■ Problem statement ■
All material below is to be reproduced exactly.
==============================
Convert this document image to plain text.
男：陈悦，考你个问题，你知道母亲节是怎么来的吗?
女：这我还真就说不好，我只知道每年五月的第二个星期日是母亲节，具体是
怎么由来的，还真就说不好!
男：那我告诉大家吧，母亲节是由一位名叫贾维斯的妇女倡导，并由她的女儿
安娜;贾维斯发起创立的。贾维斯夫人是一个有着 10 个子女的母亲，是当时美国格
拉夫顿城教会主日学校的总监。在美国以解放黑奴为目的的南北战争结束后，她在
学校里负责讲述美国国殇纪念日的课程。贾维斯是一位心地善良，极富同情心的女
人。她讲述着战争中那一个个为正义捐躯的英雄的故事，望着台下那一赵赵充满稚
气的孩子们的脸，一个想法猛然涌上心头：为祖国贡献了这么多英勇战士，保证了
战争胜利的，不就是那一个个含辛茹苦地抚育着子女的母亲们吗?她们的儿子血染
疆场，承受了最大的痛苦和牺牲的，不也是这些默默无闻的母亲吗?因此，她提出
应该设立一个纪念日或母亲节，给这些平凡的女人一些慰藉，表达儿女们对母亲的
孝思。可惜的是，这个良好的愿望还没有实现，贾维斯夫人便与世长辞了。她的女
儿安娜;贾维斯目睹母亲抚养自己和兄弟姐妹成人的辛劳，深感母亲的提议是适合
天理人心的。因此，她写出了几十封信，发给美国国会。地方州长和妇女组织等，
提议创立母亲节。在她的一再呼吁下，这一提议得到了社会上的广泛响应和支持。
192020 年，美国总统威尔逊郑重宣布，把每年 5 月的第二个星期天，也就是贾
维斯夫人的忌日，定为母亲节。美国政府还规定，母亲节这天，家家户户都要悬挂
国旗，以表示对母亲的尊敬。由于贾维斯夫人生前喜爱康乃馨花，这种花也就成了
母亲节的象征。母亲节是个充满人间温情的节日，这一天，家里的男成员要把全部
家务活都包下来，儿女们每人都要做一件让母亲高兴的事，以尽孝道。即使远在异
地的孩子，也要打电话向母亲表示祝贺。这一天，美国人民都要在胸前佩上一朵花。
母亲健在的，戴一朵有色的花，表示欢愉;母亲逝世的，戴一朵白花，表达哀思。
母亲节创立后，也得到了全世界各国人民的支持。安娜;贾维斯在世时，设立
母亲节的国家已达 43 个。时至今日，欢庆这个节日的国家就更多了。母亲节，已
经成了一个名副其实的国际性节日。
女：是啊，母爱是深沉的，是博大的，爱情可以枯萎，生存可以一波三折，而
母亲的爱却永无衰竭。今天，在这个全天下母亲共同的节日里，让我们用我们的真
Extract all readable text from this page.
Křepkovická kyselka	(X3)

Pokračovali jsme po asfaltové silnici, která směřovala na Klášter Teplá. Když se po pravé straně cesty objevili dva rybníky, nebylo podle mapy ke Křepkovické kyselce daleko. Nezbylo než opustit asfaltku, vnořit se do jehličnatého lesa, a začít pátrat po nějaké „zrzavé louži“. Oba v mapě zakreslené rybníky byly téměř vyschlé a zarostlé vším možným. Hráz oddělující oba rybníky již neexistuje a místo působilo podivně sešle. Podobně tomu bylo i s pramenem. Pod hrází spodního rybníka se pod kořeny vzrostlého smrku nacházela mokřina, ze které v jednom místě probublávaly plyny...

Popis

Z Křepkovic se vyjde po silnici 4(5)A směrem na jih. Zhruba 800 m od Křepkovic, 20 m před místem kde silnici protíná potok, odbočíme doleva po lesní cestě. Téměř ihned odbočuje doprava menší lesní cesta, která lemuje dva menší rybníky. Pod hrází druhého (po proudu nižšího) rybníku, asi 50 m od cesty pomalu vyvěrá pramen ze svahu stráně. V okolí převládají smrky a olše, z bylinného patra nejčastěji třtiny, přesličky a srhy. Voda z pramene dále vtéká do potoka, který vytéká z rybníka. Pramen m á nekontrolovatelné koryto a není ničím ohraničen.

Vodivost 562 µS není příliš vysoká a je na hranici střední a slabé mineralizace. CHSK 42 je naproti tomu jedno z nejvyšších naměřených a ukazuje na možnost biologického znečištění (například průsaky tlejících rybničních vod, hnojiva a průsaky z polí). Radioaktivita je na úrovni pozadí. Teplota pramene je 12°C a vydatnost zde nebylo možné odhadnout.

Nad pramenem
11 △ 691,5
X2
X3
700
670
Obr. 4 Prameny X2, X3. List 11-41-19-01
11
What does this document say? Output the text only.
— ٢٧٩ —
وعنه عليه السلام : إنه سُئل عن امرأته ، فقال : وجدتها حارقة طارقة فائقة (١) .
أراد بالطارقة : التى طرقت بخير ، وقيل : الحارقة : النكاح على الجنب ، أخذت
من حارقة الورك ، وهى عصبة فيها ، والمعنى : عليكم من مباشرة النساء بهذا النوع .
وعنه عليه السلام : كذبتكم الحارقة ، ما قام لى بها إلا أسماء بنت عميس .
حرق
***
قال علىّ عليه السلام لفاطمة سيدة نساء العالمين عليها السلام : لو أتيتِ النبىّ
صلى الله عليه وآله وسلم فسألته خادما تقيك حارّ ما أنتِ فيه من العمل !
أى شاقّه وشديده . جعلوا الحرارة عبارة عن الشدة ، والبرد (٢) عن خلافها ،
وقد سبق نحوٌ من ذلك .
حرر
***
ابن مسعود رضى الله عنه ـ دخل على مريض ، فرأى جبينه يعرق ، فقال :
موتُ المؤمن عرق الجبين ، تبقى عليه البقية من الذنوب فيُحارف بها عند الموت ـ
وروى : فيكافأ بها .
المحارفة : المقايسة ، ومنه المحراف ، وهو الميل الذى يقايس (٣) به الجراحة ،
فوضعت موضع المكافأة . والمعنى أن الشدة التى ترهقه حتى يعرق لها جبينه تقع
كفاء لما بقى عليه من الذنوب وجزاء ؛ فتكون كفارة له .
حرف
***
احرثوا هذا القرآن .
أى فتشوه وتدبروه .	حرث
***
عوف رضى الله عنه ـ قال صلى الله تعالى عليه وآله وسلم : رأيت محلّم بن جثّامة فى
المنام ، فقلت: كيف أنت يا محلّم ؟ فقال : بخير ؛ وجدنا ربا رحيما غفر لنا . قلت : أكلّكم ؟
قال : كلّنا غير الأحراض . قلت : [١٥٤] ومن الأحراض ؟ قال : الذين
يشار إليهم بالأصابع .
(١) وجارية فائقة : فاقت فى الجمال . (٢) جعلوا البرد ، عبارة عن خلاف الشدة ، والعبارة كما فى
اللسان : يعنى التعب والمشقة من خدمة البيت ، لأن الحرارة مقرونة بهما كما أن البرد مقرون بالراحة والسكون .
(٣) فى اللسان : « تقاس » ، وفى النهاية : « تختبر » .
==============================
■ Exercise answer ■
Convert this document image to plain text.
男：陈悦，考你个问题，你知道母亲节是怎么来的吗?
女：这我还真就说不好，我只知道每年五月的第二个星期日是母亲节，具体是
怎么由来的，还真就说不好!
男：那我告诉大家吧，母亲节是由一位名叫贾维斯的妇女倡导，并由她的女儿
安娜;贾维斯发起创立的。贾维斯夫人是一个有着 10 个子女的母亲，是当时美国格
拉夫顿城教会主日学校的总监。在美国以解放黑奴为目的的南北战争结束后，她在
学校里负责讲述美国国殇纪念日的课程。贾维斯是一位心地善良，极富同情心的女
人。她讲述着战争中那一个个为正义捐躯的英雄的故事，望着台下那一赵赵充满稚
气的孩子们的脸，一个想法猛然涌上心头：为祖国贡献了这么多英勇战士，保证了
战争胜利的，不就是那一个个含辛茹苦地抚育着子女的母亲们吗?她们的儿子血染
疆场，承受了最大的痛苦和牺牲的，不也是这些默默无闻的母亲吗?因此，她提出
应该设立一个纪念日或母亲节，给这些平凡的女人一些慰藉，表达儿女们对母亲的
孝思。可惜的是，这个良好的愿望还没有实现，贾维斯夫人便与世长辞了。她的女
儿安娜;贾维斯目睹母亲抚养自己和兄弟姐妹成人的辛劳，深感母亲的提议是适合
天理人心的。因此，她写出了几十封信，发给美国国会。地方州长和妇女组织等，
提议创立母亲节。在她的一再呼吁下，这一提议得到了社会上的广泛响应和支持。
192020 年，美国总统威尔逊郑重宣布，把每年 5 月的第二个星期天，也就是贾
维斯夫人的忌日，定为母亲节。美国政府还规定，母亲节这天，家家户户都要悬挂
国旗，以表示对母亲的尊敬。由于贾维斯夫人生前喜爱康乃馨花，这种花也就成了
母亲节的象征。母亲节是个充满人间温情的节日，这一天，家里的男成员要把全部
家务活都包下来，儿女们每人都要做一件让母亲高兴的事，以尽孝道。即使远在异
地的孩子，也要打电话向母亲表示祝贺。这一天，美国人民都要在胸前佩上一朵花。
母亲健在的，戴一朵有色的花，表示欢愉;母亲逝世的，戴一朵白花，表达哀思。
母亲节创立后，也得到了全世界各国人民的支持。安娜;贾维斯在世时，设立
母亲节的国家已达 43 个。时至今日，欢庆这个节日的国家就更多了。母亲节，已
经成了一个名副其实的国际性节日。
女：是啊，母爱是深沉的，是博大的，爱情可以枯萎，生存可以一波三折，而
母亲的爱却永无衰竭。今天，在这个全天下母亲共同的节日里，让我们用我们的真
Extract all readable text from this page.
Křepkovická kyselka	(X3)

Pokračovali jsme po asfaltové silnici, která směřovala na Klášter Teplá. Když se po pravé straně cesty objevili dva rybníky, nebylo podle mapy ke Křepkovické kyselce daleko. Nezbylo než opustit asfaltku, vnořit se do jehličnatého lesa, a začít pátrat po nějaké „zrzavé louži“. Oba v mapě zakreslené rybníky byly téměř vyschlé a zarostlé vším možným. Hráz oddělující oba rybníky již neexistuje a místo působilo podivně sešle. Podobně tomu bylo i s pramenem. Pod hrází spodního rybníka se pod kořeny vzrostlého smrku nacházela mokřina, ze které v jednom místě probublávaly plyny...

Popis

Z Křepkovic se vyjde po silnici 4(5)A směrem na jih. Zhruba 800 m od Křepkovic, 20 m před místem kde silnici protíná potok, odbočíme doleva po lesní cestě. Téměř ihned odbočuje doprava menší lesní cesta, která lemuje dva menší rybníky. Pod hrází druhého (po proudu nižšího) rybníku, asi 50 m od cesty pomalu vyvěrá pramen ze svahu stráně. V okolí převládají smrky a olše, z bylinného patra nejčastěji třtiny, přesličky a srhy. Voda z pramene dále vtéká do potoka, který vytéká z rybníka. Pramen m á nekontrolovatelné koryto a není ničím ohraničen.

Vodivost 562 µS není příliš vysoká a je na hranici střední a slabé mineralizace. CHSK 42 je naproti tomu jedno z nejvyšších naměřených a ukazuje na možnost biologického znečištění (například průsaky tlejících rybničních vod, hnojiva a průsaky z polí). Radioaktivita je na úrovni pozadí. Teplota pramene je 12°C a vydatnost zde nebylo možné odhadnout.

Nad pramenem
11 △ 691,5
X2
X3
700
670
Obr. 4 Prameny X2, X3. List 11-41-19-01
11
What does this document say? Output the text only.
— ٢٧٩ —
وعنه عليه السلام : إنه سُئل عن امرأته ، فقال : وجدتها حارقة طارقة فائقة (١) .
أراد بالطارقة : التى طرقت بخير ، وقيل : الحارقة : النكاح على الجنب ، أخذت
من حارقة الورك ، وهى عصبة فيها ، والمعنى : عليكم من مباشرة النساء بهذا النوع .
وعنه عليه السلام : كذبتكم الحارقة ، ما قام لى بها إلا أسماء بنت عميس .
حرق
***
قال علىّ عليه السلام لفاطمة سيدة نساء العالمين عليها السلام : لو أتيتِ النبىّ
صلى الله عليه وآله وسلم فسألته خادما تقيك حارّ ما أنتِ فيه من العمل !
أى شاقّه وشديده . جعلوا الحرارة عبارة عن الشدة ، والبرد (٢) عن خلافها ،
وقد سبق نحوٌ من ذلك .
حرر
***
ابن مسعود رضى الله عنه ـ دخل على مريض ، فرأى جبينه يعرق ، فقال :
موتُ المؤمن عرق الجبين ، تبقى عليه البقية من الذنوب فيُحارف بها عند الموت ـ
وروى : فيكافأ بها .
المحارفة : المقايسة ، ومنه المحراف ، وهو الميل الذى يقايس (٣) به الجراحة ،
فوضعت موضع المكافأة . والمعنى أن الشدة التى ترهقه حتى يعرق لها جبينه تقع
كفاء لما بقى عليه من الذنوب وجزاء ؛ فتكون كفارة له .
حرف
***
احرثوا هذا القرآن .
أى فتشوه وتدبروه .	حرث
***
عوف رضى الله عنه ـ قال صلى الله تعالى عليه وآله وسلم : رأيت محلّم بن جثّامة فى
المنام ، فقلت: كيف أنت يا محلّم ؟ فقال : بخير ؛ وجدنا ربا رحيما غفر لنا . قلت : أكلّكم ؟
قال : كلّنا غير الأحراض . قلت : [١٥٤] ومن الأحراض ؟ قال : الذين
يشار إليهم بالأصابع .
(١) وجارية فائقة : فاقت فى الجمال . (٢) جعلوا البرد ، عبارة عن خلاف الشدة ، والعبارة كما فى
اللسان : يعنى التعب والمشقة من خدمة البيت ، لأن الحرارة مقرونة بهما كما أن البرد مقرون بالراحة والسكون .
(٣) فى اللسان : « تقاس » ، وفى النهاية : « تختبر » .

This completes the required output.